# Task material
-- Begin --

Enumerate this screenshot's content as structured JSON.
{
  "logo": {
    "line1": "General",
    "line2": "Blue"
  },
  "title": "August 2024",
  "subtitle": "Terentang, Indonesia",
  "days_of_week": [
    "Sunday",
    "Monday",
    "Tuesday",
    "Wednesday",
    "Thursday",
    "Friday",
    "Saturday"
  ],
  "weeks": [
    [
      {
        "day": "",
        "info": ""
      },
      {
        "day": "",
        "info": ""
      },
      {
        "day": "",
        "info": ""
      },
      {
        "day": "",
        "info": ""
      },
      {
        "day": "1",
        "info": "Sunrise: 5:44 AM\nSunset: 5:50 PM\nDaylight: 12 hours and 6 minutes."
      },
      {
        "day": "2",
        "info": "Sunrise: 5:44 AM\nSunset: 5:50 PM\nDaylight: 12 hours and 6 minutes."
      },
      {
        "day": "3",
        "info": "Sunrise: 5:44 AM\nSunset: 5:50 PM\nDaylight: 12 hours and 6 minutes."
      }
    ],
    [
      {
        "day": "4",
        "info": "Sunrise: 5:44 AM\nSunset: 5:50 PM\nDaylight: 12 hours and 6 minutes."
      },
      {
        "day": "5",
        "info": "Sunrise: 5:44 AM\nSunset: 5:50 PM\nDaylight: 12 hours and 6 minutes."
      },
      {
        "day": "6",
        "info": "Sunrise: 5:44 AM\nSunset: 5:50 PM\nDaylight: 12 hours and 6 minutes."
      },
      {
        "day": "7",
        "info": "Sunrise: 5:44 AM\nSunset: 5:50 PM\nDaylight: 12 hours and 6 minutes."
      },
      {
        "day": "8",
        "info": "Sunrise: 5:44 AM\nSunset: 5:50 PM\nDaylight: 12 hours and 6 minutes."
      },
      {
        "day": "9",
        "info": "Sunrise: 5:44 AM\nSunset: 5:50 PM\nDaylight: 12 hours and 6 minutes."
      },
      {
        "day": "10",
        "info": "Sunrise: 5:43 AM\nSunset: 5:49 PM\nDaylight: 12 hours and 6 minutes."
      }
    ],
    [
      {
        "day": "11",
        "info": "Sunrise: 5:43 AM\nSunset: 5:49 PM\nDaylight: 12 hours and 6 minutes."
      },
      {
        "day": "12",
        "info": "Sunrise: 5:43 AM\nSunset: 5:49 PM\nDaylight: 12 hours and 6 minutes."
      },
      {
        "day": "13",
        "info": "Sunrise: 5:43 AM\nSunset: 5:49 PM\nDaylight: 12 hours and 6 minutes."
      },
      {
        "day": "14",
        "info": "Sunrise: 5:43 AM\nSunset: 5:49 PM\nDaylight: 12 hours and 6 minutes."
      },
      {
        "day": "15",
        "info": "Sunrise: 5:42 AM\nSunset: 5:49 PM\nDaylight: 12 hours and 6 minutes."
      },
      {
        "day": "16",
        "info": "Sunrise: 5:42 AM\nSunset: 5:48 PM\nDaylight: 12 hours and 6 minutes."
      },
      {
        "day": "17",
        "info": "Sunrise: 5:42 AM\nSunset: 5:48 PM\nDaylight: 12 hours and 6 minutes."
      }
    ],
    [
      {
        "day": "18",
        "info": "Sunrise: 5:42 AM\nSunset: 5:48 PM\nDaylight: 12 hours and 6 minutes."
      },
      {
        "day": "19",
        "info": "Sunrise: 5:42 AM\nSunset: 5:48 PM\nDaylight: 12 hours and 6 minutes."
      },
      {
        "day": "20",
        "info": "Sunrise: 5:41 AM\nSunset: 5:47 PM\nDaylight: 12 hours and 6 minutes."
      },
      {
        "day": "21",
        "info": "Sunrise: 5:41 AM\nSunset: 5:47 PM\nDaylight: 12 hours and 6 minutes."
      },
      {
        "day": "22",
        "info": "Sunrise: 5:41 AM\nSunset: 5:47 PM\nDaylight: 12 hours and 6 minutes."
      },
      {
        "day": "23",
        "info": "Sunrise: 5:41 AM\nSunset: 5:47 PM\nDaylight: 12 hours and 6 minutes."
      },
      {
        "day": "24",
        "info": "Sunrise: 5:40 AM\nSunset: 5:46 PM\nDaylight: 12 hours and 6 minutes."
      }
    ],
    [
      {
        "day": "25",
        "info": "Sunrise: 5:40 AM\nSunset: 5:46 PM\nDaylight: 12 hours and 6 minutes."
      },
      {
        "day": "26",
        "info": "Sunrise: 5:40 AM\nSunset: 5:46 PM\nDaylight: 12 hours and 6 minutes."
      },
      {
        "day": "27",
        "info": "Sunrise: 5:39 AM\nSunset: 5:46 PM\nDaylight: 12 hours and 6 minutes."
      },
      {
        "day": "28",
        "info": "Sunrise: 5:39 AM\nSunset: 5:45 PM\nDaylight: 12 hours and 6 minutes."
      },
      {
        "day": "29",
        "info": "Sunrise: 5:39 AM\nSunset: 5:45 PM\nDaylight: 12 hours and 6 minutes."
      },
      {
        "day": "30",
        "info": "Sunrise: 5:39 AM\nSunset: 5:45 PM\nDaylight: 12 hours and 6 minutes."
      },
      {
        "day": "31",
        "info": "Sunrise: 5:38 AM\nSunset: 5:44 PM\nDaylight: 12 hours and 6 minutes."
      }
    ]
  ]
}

-- End --

# Set exercise
Please repeat the listing exactly, with nothing left out.

# Answer to the exercise
Enumerate this screenshot's content as structured JSON.
{
  "logo": {
    "line1": "General",
    "line2": "Blue"
  },
  "title": "August 2024",
  "subtitle": "Terentang, Indonesia",
  "days_of_week": [
    "Sunday",
    "Monday",
    "Tuesday",
    "Wednesday",
    "Thursday",
    "Friday",
    "Saturday"
  ],
  "weeks": [
    [
      {
        "day": "",
        "info": ""
      },
      {
        "day": "",
        "info": ""
      },
      {
        "day": "",
        "info": ""
      },
      {
        "day": "",
        "info": ""
      },
      {
        "day": "1",
        "info": "Sunrise: 5:44 AM\nSunset: 5:50 PM\nDaylight: 12 hours and 6 minutes."
      },
      {
        "day": "2",
        "info": "Sunrise: 5:44 AM\nSunset: 5:50 PM\nDaylight: 12 hours and 6 minutes."
      },
      {
        "day": "3",
        "info": "Sunrise: 5:44 AM\nSunset: 5:50 PM\nDaylight: 12 hours and 6 minutes."
      }
    ],
    [
      {
        "day": "4",
        "info": "Sunrise: 5:44 AM\nSunset: 5:50 PM\nDaylight: 12 hours and 6 minutes."
      },
      {
        "day": "5",
        "info": "Sunrise: 5:44 AM\nSunset: 5:50 PM\nDaylight: 12 hours and 6 minutes."
      },
      {
        "day": "6",
        "info": "Sunrise: 5:44 AM\nSunset: 5:50 PM\nDaylight: 12 hours and 6 minutes."
      },
      {
        "day": "7",
        "info": "Sunrise: 5:44 AM\nSunset: 5:50 PM\nDaylight: 12 hours and 6 minutes."
      },
      {
        "day": "8",
        "info": "Sunrise: 5:44 AM\nSunset: 5:50 PM\nDaylight: 12 hours and 6 minutes."
      },
      {
        "day": "9",
        "info": "Sunrise: 5:44 AM\nSunset: 5:50 PM\nDaylight: 12 hours and 6 minutes."
      },
      {
        "day": "10",
        "info": "Sunrise: 5:43 AM\nSunset: 5:49 PM\nDaylight: 12 hours and 6 minutes."
      }
    ],
    [
      {
        "day": "11",
        "info": "Sunrise: 5:43 AM\nSunset: 5:49 PM\nDaylight: 12 hours and 6 minutes."
      },
      {
        "day": "12",
        "info": "Sunrise: 5:43 AM\nSunset: 5:49 PM\nDaylight: 12 hours and 6 minutes."
      },
      {
        "day": "13",
        "info": "Sunrise: 5:43 AM\nSunset: 5:49 PM\nDaylight: 12 hours and 6 minutes."
      },
      {
        "day": "14",
        "info": "Sunrise: 5:43 AM\nSunset: 5:49 PM\nDaylight: 12 hours and 6 minutes."
      },
      {
        "day": "15",
        "info": "Sunrise: 5:42 AM\nSunset: 5:49 PM\nDaylight: 12 hours and 6 minutes."
      },
      {
        "day": "16",
        "info": "Sunrise: 5:42 AM\nSunset: 5:48 PM\nDaylight: 12 hours and 6 minutes."
      },
      {
        "day": "17",
        "info": "Sunrise: 5:42 AM\nSunset: 5:48 PM\nDaylight: 12 hours and 6 minutes."
      }
    ],
    [
      {
        "day": "18",
        "info": "Sunrise: 5:42 AM\nSunset: 5:48 PM\nDaylight: 12 hours and 6 minutes."
      },
      {
        "day": "19",
        "info": "Sunrise: 5:42 AM\nSunset: 5:48 PM\nDaylight: 12 hours and 6 minutes."
      },
      {
        "day": "20",
        "info": "Sunrise: 5:41 AM\nSunset: 5:47 PM\nDaylight: 12 hours and 6 minutes."
      },
      {
        "day": "21",
        "info": "Sunrise: 5:41 AM\nSunset: 5:47 PM\nDaylight: 12 hours and 6 minutes."
      },
      {
        "day": "22",
        "info": "Sunrise: 5:41 AM\nSunset: 5:47 PM\nDaylight: 12 hours and 6 minutes."
      },
      {
        "day": "23",
        "info": "Sunrise: 5:41 AM\nSunset: 5:47 PM\nDaylight: 12 hours and 6 minutes."
      },
      {
        "day": "24",
        "info": "Sunrise: 5:40 AM\nSunset: 5:46 PM\nDaylight: 12 hours and 6 minutes."
      }
    ],
    [
      {
        "day": "25",
        "info": "Sunrise: 5:40 AM\nSunset: 5:46 PM\nDaylight: 12 hours and 6 minutes."
      },
      {
        "day": "26",
        "info": "Sunrise: 5:40 AM\nSunset: 5:46 PM\nDaylight: 12 hours and 6 minutes."
      },
      {
        "day": "27",
        "info": "Sunrise: 5:39 AM\nSunset: 5:46 PM\nDaylight: 12 hours and 6 minutes."
      },
      {
        "day": "28",
        "info": "Sunrise: 5:39 AM\nSunset: 5:45 PM\nDaylight: 12 hours and 6 minutes."
      },
      {
        "day": "29",
        "info": "Sunrise: 5:39 AM\nSunset: 5:45 PM\nDaylight: 12 hours and 6 minutes."
      },
      {
        "day": "30",
        "info": "Sunrise: 5:39 AM\nSunset: 5:45 PM\nDaylight: 12 hours and 6 minutes."
      },
      {
        "day": "31",
        "info": "Sunrise: 5:38 AM\nSunset: 5:44 PM\nDaylight: 12 hours and 6 minutes."
      }
    ]
  ]
}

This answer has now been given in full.